Start of Input rows
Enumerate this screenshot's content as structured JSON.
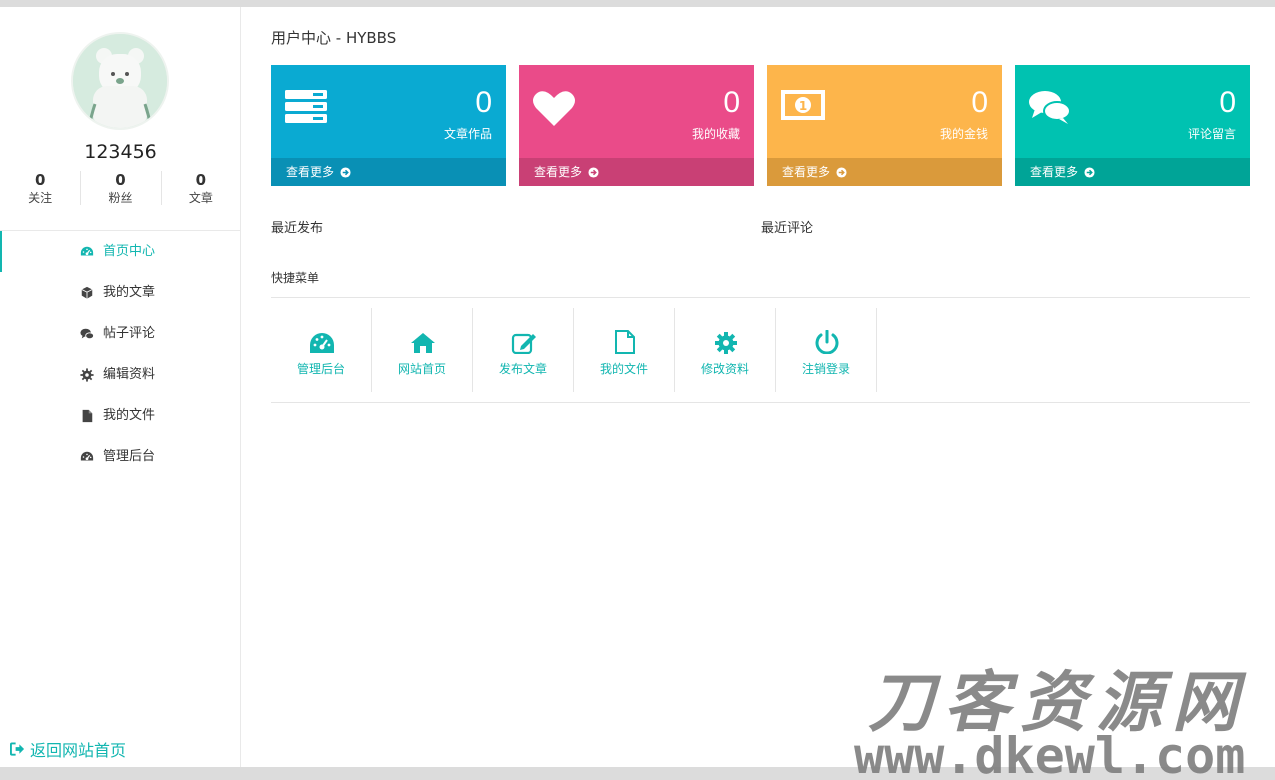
{
  "page_title": "用户中心 - HYBBS",
  "user": {
    "name": "123456",
    "stats": [
      {
        "num": "0",
        "label": "关注"
      },
      {
        "num": "0",
        "label": "粉丝"
      },
      {
        "num": "0",
        "label": "文章"
      }
    ]
  },
  "sidebar": {
    "items": [
      {
        "label": "首页中心",
        "icon": "dashboard-icon",
        "active": true
      },
      {
        "label": "我的文章",
        "icon": "cube-icon"
      },
      {
        "label": "帖子评论",
        "icon": "comments-icon"
      },
      {
        "label": "编辑资料",
        "icon": "gear-icon"
      },
      {
        "label": "我的文件",
        "icon": "file-icon"
      },
      {
        "label": "管理后台",
        "icon": "dashboard-icon"
      }
    ],
    "back_home": "返回网站首页"
  },
  "cards": [
    {
      "num": "0",
      "label": "文章作品",
      "more": "查看更多",
      "icon": "server-icon",
      "color": "#0aaad2",
      "foot_color": "#0990b5"
    },
    {
      "num": "0",
      "label": "我的收藏",
      "more": "查看更多",
      "icon": "heart-icon",
      "color": "#ea4b89",
      "foot_color": "#c94075"
    },
    {
      "num": "0",
      "label": "我的金钱",
      "more": "查看更多",
      "icon": "money-icon",
      "color": "#fdb54b",
      "foot_color": "#da9a3b"
    },
    {
      "num": "0",
      "label": "评论留言",
      "more": "查看更多",
      "icon": "comments-icon",
      "color": "#00c2b1",
      "foot_color": "#00a497"
    }
  ],
  "sections": {
    "recent_posts": "最近发布",
    "recent_comments": "最近评论",
    "quick_menu": "快捷菜单"
  },
  "quick_menu": [
    {
      "label": "管理后台",
      "icon": "dashboard-icon"
    },
    {
      "label": "网站首页",
      "icon": "home-icon"
    },
    {
      "label": "发布文章",
      "icon": "edit-icon"
    },
    {
      "label": "我的文件",
      "icon": "file-outline-icon"
    },
    {
      "label": "修改资料",
      "icon": "gear-icon"
    },
    {
      "label": "注销登录",
      "icon": "power-icon"
    }
  ],
  "watermark": {
    "line1": "刀客资源网",
    "line2": "www.dkewl.com"
  },
  "colors": {
    "accent": "#12b6b0"
  }
}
End of Input rows
Work instructions:
Above are the records. Identify each line that contains the word "dashboard".

Written response:
        "icon": "dashboard-icon",
        "icon": "dashboard-icon"
      "icon": "dashboard-icon"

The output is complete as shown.